(Entries with figure data)
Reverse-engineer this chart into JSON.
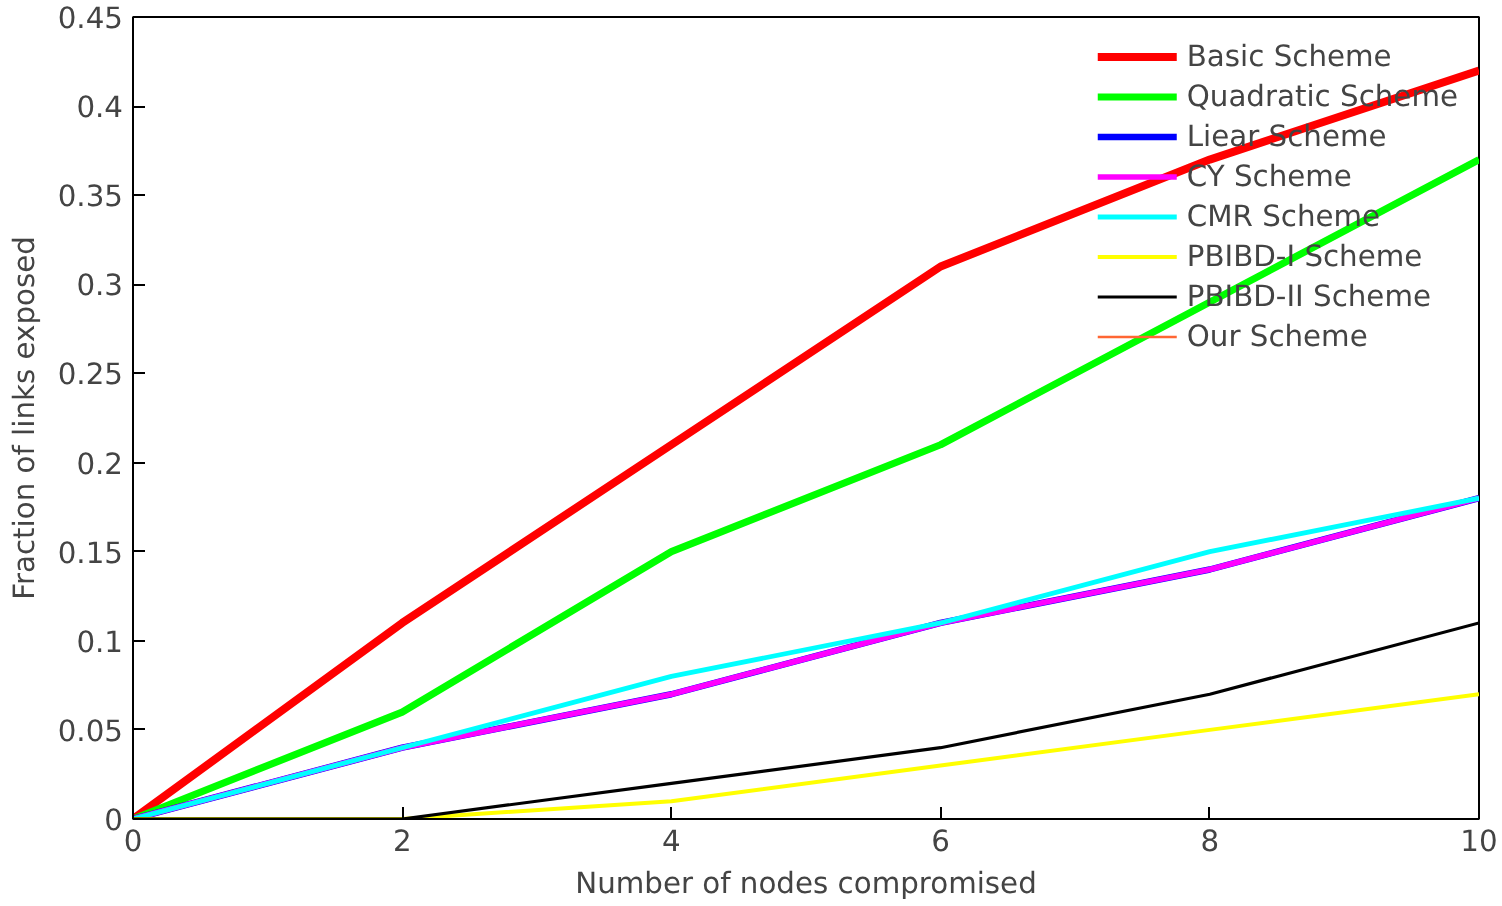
{
  "chart_data": {
    "type": "line",
    "xlabel": "Number of nodes compromised",
    "ylabel": "Fraction of links exposed",
    "x": [
      0,
      2,
      4,
      6,
      8,
      10
    ],
    "series": [
      {
        "name": "Basic Scheme",
        "color": "#ff0000",
        "values": [
          0,
          0.11,
          0.21,
          0.31,
          0.37,
          0.42
        ]
      },
      {
        "name": "Quadratic Scheme",
        "color": "#00ff00",
        "values": [
          0,
          0.06,
          0.15,
          0.21,
          0.29,
          0.37
        ]
      },
      {
        "name": "Liear Scheme",
        "color": "#0000ff",
        "values": [
          0,
          0.04,
          0.07,
          0.11,
          0.14,
          0.18
        ]
      },
      {
        "name": "CY Scheme",
        "color": "#ff00ff",
        "values": [
          0,
          0.04,
          0.07,
          0.11,
          0.14,
          0.18
        ]
      },
      {
        "name": "CMR Scheme",
        "color": "#00ffff",
        "values": [
          0,
          0.04,
          0.08,
          0.11,
          0.15,
          0.18
        ]
      },
      {
        "name": "PBIBD-I Scheme",
        "color": "#ffff00",
        "values": [
          0,
          0,
          0.01,
          0.03,
          0.05,
          0.07
        ]
      },
      {
        "name": "PBIBD-II Scheme",
        "color": "#000000",
        "values": [
          0,
          0,
          0.02,
          0.04,
          0.07,
          0.11
        ]
      },
      {
        "name": "Our Scheme",
        "color": "#ff6633",
        "values": [
          null,
          null,
          null,
          null,
          null,
          null
        ]
      }
    ],
    "xlim": [
      0,
      10
    ],
    "ylim": [
      0,
      0.45
    ],
    "xticks": [
      0,
      2,
      4,
      6,
      8,
      10
    ],
    "yticks": [
      0,
      0.05,
      0.1,
      0.15,
      0.2,
      0.25,
      0.3,
      0.35,
      0.4,
      0.45
    ],
    "grid": false,
    "legend": "top right",
    "marker": "none",
    "line_style": "solid"
  }
}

**Task requirements**
Look through the material above and pick out each line holding the word "name".

**Correct output**
        "name": "Basic Scheme",
        "name": "Quadratic Scheme",
        "name": "Liear Scheme",
        "name": "CY Scheme",
        "name": "CMR Scheme",
        "name": "PBIBD-I Scheme",
        "name": "PBIBD-II Scheme",
        "name": "Our Scheme",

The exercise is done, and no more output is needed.